(Extracted data entries)
..........

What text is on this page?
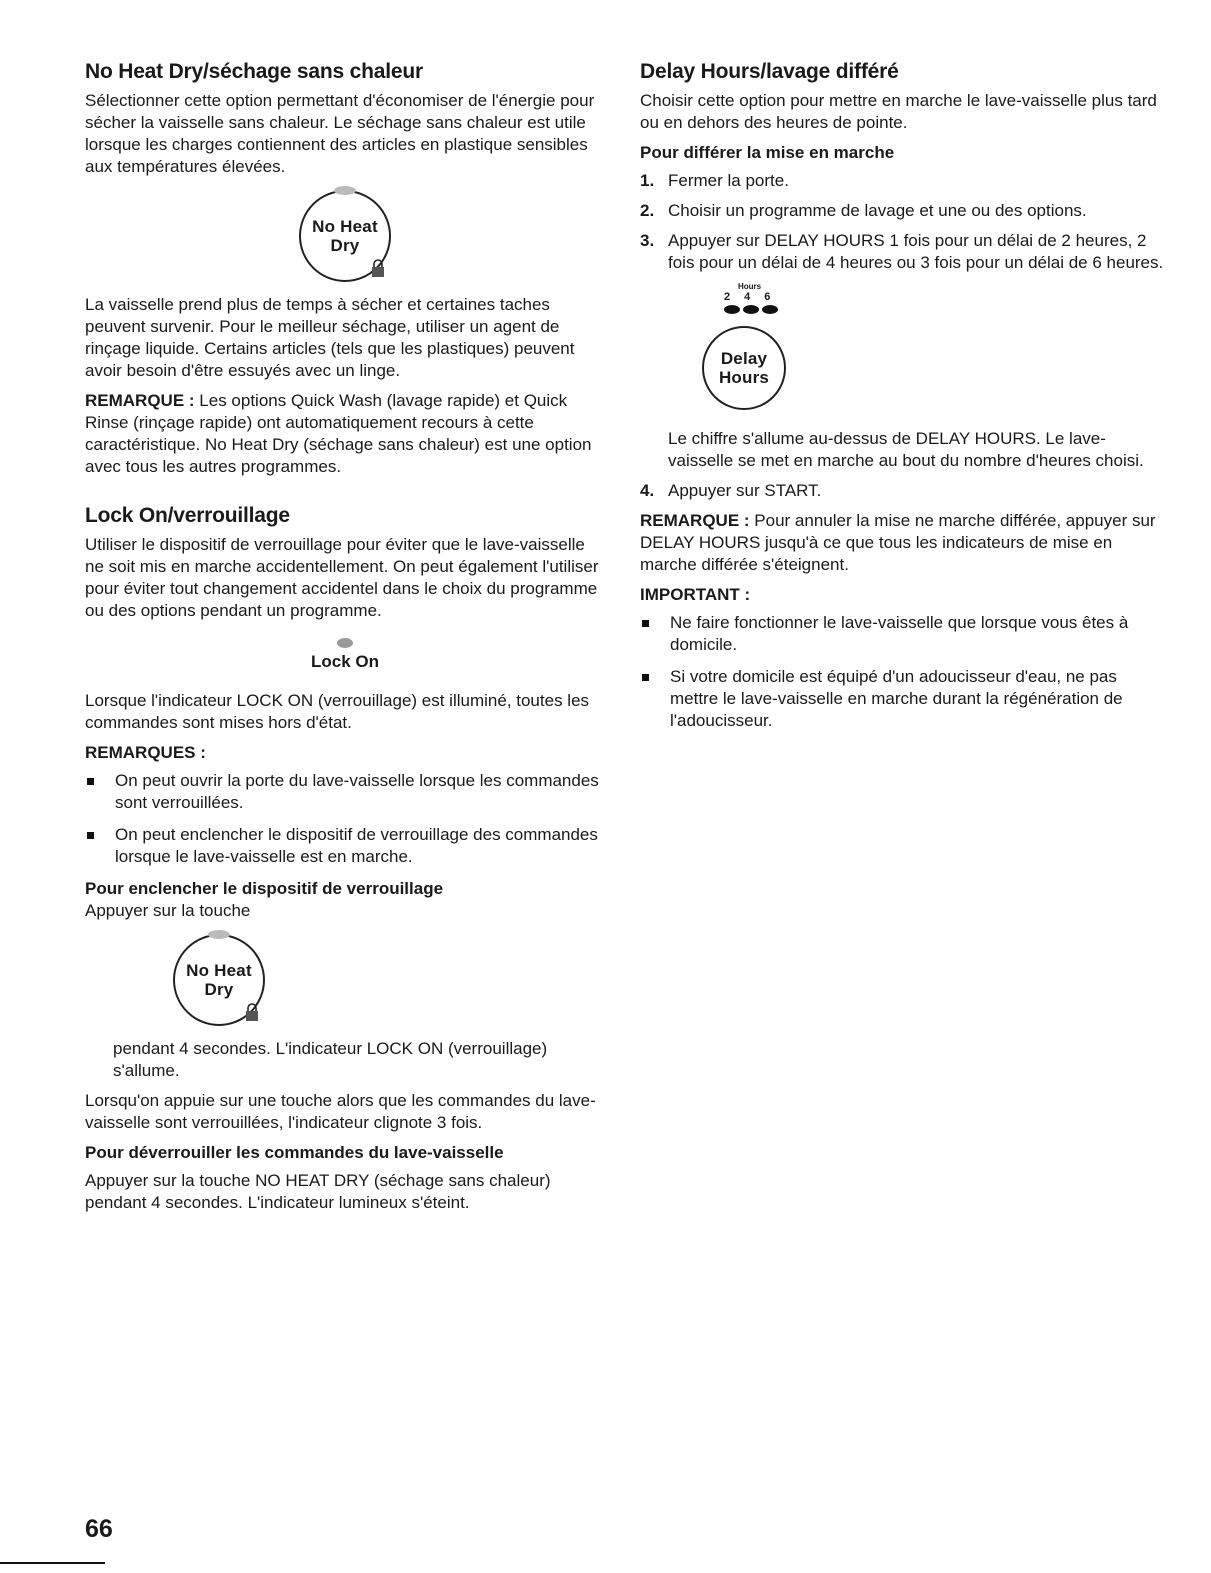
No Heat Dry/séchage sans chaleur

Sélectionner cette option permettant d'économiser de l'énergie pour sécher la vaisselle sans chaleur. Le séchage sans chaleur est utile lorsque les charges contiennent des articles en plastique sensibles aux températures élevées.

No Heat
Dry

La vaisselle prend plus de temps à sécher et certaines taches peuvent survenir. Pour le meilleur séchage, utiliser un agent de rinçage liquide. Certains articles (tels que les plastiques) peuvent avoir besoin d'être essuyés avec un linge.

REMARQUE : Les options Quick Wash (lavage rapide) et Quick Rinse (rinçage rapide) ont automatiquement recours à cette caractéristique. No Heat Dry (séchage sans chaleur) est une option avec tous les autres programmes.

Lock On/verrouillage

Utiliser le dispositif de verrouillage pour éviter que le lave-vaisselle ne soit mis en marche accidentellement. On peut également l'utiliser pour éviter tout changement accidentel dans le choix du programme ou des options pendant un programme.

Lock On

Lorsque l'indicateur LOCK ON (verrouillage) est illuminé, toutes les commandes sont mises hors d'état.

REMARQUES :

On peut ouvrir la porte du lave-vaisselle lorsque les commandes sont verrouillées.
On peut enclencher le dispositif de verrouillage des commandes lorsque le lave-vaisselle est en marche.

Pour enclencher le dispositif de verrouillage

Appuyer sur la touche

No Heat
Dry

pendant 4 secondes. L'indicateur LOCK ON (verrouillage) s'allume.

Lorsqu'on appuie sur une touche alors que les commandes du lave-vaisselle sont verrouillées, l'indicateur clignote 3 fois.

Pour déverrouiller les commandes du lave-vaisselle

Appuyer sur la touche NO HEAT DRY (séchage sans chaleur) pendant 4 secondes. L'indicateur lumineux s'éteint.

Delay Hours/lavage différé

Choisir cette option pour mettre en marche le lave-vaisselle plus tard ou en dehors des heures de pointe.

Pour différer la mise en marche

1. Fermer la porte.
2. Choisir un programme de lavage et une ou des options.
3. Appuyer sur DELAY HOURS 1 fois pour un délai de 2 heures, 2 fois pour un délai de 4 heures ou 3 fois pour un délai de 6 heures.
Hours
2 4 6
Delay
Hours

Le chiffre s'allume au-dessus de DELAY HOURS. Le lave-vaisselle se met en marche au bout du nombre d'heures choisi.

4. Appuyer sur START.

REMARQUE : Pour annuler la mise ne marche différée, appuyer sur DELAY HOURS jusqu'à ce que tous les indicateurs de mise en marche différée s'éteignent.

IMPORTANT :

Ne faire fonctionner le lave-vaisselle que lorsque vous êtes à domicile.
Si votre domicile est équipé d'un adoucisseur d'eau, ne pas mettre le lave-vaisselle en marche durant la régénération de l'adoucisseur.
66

..........

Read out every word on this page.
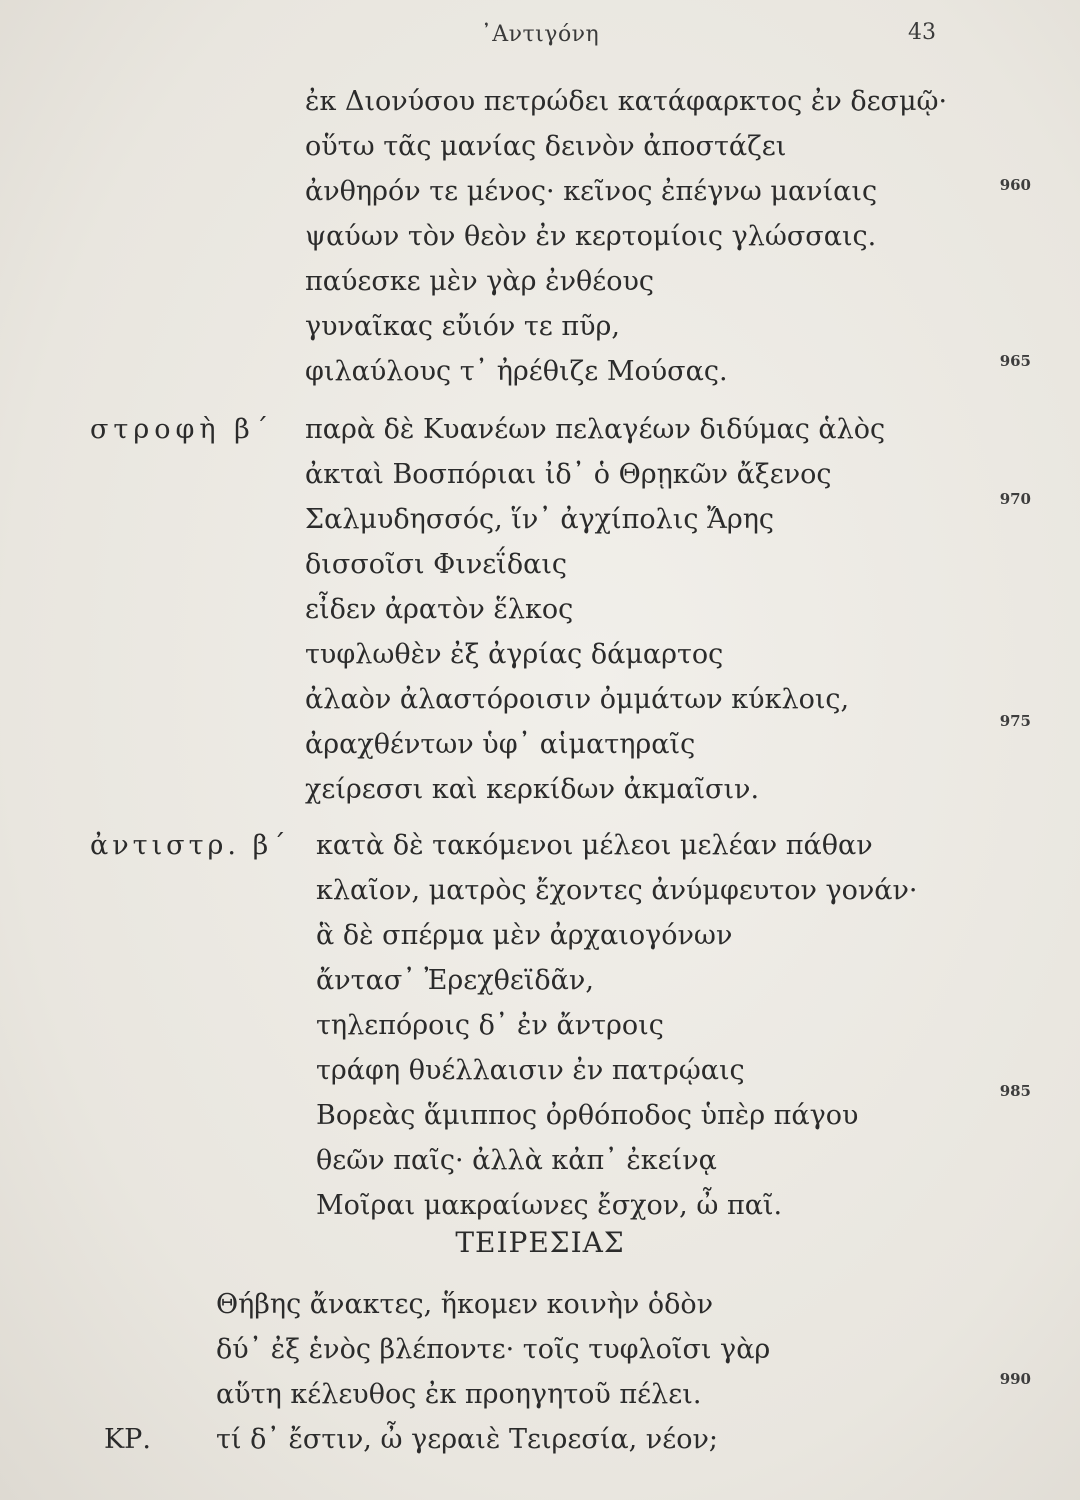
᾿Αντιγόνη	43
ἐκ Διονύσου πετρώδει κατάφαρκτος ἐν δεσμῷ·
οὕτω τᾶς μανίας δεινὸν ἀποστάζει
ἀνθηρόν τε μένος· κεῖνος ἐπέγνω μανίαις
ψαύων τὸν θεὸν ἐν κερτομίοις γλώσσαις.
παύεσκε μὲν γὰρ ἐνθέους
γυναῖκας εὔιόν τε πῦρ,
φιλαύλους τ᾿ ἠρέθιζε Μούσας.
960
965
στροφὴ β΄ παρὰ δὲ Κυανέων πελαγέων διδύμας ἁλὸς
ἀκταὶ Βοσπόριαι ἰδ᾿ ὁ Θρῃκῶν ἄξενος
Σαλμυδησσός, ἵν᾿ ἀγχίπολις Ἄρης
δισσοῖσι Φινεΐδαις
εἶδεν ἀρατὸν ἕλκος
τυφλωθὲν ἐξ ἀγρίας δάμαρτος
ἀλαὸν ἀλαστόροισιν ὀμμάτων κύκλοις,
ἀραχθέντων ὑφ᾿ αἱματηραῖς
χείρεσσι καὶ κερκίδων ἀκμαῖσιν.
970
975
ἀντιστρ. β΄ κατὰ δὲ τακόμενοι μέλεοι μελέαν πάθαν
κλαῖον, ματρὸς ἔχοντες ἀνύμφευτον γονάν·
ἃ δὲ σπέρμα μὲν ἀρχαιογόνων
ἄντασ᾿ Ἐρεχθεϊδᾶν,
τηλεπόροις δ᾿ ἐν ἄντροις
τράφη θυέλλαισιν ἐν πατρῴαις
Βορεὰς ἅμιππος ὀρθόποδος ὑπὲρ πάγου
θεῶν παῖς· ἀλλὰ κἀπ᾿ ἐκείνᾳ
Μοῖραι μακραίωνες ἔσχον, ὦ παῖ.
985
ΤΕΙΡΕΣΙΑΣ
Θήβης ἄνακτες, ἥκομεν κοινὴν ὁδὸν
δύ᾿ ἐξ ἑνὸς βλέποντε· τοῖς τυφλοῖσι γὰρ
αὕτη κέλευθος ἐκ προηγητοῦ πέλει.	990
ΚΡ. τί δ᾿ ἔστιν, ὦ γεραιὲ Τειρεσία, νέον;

..........

§ Given instruction:
Only lines with the word "peut" should be collected from the material.

§ Task answer:
Utiliser le dispositif de verrouillage pour éviter que le lave-vaisselle ne soit mis en marche accidentellement. On peut également l'utiliser pour éviter tout changement accidentel dans le choix du programme ou des options pendant un programme.
On peut ouvrir la porte du lave-vaisselle lorsque les commandes sont verrouillées.
On peut enclencher le dispositif de verrouillage des commandes lorsque le lave-vaisselle est en marche.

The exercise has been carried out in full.